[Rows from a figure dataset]

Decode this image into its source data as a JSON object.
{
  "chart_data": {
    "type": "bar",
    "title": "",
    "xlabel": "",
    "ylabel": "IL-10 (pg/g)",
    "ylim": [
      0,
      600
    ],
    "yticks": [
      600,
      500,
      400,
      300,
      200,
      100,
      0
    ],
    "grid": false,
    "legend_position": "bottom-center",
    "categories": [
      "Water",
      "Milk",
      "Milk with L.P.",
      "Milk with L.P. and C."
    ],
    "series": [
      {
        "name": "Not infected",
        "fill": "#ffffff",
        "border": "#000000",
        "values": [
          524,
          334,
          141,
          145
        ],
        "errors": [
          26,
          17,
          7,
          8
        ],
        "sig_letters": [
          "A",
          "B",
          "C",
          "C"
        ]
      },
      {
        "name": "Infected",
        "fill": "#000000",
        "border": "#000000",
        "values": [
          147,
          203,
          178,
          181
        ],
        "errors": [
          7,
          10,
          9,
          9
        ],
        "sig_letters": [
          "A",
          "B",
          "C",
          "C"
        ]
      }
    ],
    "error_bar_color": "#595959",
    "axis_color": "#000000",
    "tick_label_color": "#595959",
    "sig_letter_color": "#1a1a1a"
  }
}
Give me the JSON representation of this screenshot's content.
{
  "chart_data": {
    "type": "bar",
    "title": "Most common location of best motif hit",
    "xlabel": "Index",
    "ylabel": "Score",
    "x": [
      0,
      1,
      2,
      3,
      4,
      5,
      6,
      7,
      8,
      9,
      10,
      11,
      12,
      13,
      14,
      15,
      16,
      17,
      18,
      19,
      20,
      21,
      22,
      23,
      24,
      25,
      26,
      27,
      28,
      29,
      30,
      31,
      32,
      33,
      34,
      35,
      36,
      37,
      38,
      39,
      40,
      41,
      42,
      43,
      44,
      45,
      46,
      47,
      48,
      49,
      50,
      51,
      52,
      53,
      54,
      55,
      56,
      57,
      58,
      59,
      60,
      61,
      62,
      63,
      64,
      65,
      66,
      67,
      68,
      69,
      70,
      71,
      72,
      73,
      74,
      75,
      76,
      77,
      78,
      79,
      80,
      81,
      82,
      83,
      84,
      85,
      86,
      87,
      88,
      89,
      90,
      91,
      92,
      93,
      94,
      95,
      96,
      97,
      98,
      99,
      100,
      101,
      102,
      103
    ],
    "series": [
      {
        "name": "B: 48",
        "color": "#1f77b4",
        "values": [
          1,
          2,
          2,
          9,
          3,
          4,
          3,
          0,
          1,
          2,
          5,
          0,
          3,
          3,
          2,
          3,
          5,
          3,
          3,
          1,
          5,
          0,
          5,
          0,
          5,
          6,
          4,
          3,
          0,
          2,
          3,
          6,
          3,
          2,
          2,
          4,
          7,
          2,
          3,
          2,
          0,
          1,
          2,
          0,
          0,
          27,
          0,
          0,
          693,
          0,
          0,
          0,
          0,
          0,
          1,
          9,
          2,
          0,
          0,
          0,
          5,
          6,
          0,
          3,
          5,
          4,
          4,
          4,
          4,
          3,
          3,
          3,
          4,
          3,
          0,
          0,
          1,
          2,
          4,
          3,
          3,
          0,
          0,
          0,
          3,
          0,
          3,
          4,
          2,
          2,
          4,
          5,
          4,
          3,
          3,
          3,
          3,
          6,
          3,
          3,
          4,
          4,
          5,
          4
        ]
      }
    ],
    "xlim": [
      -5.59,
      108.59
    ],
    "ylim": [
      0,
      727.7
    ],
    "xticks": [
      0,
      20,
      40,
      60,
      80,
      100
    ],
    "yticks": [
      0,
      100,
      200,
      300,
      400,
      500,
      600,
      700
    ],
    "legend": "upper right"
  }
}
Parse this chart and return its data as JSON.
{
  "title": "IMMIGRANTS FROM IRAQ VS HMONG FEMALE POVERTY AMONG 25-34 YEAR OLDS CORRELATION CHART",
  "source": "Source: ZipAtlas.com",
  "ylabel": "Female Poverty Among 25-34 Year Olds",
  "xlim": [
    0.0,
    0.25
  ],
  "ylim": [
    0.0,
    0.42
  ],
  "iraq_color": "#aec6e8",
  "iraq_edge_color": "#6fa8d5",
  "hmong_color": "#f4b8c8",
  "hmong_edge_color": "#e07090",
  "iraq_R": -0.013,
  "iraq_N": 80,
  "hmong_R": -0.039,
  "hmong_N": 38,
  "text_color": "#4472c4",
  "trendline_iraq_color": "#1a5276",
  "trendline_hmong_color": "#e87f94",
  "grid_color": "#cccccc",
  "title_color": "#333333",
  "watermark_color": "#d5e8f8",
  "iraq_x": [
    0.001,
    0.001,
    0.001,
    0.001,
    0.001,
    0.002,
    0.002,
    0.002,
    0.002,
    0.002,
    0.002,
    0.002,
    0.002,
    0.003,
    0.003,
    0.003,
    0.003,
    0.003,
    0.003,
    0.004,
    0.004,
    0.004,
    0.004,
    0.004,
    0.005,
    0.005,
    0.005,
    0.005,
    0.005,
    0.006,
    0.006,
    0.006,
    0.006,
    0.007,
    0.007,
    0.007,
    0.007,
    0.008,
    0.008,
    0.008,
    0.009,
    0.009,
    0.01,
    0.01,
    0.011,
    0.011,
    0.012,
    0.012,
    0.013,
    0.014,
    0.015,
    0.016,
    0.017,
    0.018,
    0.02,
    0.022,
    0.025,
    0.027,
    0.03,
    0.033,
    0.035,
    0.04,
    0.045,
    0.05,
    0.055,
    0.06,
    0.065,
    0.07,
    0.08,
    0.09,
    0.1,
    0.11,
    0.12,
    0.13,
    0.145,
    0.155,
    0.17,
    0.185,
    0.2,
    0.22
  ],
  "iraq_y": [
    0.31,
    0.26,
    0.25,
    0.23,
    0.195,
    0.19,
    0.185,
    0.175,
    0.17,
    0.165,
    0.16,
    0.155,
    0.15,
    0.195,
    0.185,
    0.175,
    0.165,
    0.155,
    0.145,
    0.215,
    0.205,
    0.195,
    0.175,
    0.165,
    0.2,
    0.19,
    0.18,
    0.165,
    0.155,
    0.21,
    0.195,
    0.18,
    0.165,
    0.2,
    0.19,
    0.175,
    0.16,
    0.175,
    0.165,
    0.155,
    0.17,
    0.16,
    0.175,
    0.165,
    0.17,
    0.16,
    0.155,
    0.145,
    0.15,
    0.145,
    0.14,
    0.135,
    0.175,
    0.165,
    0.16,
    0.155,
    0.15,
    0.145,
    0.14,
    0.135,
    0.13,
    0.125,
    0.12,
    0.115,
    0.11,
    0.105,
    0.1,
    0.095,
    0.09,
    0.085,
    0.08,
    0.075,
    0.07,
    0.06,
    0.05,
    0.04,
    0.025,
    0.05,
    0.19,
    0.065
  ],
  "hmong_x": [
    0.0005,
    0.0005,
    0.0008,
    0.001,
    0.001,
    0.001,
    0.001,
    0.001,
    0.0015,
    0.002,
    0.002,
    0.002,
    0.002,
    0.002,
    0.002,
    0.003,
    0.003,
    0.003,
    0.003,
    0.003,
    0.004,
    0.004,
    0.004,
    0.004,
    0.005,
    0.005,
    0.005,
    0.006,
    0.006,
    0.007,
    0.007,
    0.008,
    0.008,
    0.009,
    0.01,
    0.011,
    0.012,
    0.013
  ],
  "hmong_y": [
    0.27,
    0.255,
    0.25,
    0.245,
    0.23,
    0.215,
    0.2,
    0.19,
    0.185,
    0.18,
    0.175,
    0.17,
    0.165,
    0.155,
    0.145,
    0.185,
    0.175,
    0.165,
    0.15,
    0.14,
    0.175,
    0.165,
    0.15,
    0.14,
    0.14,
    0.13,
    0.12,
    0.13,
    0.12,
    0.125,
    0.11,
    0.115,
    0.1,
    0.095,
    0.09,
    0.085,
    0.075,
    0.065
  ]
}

Problem statement - Find the lines above that contain the word "JSON" and collect them.

Answer in full -
Decode this image into its source data as a JSON object.
Give me the JSON representation of this screenshot's content.
Parse this chart and return its data as JSON.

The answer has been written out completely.